[Task details]
From the entries that follow, pick out all lines holding "this".

* Begin Dataset *

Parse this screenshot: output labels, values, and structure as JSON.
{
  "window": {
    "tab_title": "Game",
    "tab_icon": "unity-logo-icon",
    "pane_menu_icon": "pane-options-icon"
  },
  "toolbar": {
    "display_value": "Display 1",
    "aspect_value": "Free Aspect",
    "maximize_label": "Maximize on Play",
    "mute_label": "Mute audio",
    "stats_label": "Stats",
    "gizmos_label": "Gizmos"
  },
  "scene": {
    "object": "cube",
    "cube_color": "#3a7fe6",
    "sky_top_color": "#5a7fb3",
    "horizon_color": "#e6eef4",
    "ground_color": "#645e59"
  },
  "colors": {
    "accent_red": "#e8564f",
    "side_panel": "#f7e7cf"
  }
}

* End Dataset *
* Begin Dataset *

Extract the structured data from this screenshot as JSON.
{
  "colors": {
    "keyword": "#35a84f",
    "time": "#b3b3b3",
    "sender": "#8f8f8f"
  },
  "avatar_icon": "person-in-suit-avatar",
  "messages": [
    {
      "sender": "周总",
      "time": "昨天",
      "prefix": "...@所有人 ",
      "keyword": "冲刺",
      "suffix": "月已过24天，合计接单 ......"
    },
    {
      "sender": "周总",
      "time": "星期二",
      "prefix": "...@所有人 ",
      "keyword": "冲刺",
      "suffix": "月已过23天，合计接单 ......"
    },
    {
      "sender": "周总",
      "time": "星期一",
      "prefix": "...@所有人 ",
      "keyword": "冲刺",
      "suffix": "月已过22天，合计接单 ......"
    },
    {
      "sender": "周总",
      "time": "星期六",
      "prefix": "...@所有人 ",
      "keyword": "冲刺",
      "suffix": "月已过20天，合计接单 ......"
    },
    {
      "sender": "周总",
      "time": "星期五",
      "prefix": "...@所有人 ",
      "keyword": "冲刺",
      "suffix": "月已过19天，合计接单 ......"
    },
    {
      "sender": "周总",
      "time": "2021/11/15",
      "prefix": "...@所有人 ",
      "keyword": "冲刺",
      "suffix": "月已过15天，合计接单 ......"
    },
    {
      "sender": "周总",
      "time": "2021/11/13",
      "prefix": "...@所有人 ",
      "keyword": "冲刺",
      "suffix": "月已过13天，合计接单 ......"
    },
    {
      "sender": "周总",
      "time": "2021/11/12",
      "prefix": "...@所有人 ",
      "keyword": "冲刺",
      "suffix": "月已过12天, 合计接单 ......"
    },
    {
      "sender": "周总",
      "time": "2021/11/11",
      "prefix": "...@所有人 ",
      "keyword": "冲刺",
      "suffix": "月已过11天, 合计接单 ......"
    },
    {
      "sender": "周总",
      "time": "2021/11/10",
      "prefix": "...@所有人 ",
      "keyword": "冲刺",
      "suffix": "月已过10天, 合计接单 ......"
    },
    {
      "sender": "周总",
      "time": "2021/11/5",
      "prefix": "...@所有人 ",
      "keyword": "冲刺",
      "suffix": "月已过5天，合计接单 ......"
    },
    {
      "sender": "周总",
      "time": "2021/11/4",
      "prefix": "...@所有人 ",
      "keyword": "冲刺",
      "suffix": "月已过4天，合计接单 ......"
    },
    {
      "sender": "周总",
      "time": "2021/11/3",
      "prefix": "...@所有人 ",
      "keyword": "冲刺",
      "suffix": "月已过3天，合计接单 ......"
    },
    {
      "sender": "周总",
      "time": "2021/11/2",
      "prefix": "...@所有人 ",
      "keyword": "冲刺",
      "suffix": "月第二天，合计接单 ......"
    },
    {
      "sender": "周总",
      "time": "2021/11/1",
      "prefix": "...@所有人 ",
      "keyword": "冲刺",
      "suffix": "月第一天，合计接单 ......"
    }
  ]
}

* End Dataset *

[Written answer]
Parse this screenshot: output labels, values, and structure as JSON.
Extract the structured data from this screenshot as JSON.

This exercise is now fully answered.